Given problem — Return the listing below unchanged, reproducing every line character for character.
· · · ·
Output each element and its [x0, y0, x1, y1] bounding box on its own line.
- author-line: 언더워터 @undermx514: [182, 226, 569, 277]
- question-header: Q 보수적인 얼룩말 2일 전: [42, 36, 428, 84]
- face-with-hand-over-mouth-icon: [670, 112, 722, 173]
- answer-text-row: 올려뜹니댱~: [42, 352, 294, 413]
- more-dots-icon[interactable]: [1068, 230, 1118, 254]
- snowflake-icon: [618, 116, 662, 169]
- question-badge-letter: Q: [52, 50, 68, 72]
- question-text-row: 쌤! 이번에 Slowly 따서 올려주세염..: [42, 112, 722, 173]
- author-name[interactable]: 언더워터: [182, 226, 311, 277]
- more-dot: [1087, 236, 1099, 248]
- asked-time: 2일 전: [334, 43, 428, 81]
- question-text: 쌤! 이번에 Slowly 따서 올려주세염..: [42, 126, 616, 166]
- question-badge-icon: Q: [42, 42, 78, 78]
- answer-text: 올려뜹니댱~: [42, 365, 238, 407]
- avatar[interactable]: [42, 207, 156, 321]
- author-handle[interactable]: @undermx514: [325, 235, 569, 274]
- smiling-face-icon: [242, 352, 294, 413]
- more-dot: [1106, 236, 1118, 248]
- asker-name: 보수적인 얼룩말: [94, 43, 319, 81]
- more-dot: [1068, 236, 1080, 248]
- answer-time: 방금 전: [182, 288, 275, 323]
· · · ·
Written answer —
Output each element and its [x0, y0, x1, y1] bounding box on its own line.
- author-line: 언더워터 @undermx514: [182, 226, 569, 277]
- question-header: Q 보수적인 얼룩말 2일 전: [42, 36, 428, 84]
- face-with-hand-over-mouth-icon: [670, 112, 722, 173]
- answer-text-row: 올려뜹니댱~: [42, 352, 294, 413]
- more-dots-icon[interactable]: [1068, 230, 1118, 254]
- snowflake-icon: [618, 116, 662, 169]
- question-badge-letter: Q: [52, 50, 68, 72]
- question-text-row: 쌤! 이번에 Slowly 따서 올려주세염..: [42, 112, 722, 173]
- author-name[interactable]: 언더워터: [182, 226, 311, 277]
- more-dot: [1087, 236, 1099, 248]
- asked-time: 2일 전: [334, 43, 428, 81]
- question-text: 쌤! 이번에 Slowly 따서 올려주세염..: [42, 126, 616, 166]
- question-badge-icon: Q: [42, 42, 78, 78]
- answer-text: 올려뜹니댱~: [42, 365, 238, 407]
- avatar[interactable]: [42, 207, 156, 321]
- author-handle[interactable]: @undermx514: [325, 235, 569, 274]
- smiling-face-icon: [242, 352, 294, 413]
- more-dot: [1106, 236, 1118, 248]
- asker-name: 보수적인 얼룩말: [94, 43, 319, 81]
- more-dot: [1068, 236, 1080, 248]
- answer-time: 방금 전: [182, 288, 275, 323]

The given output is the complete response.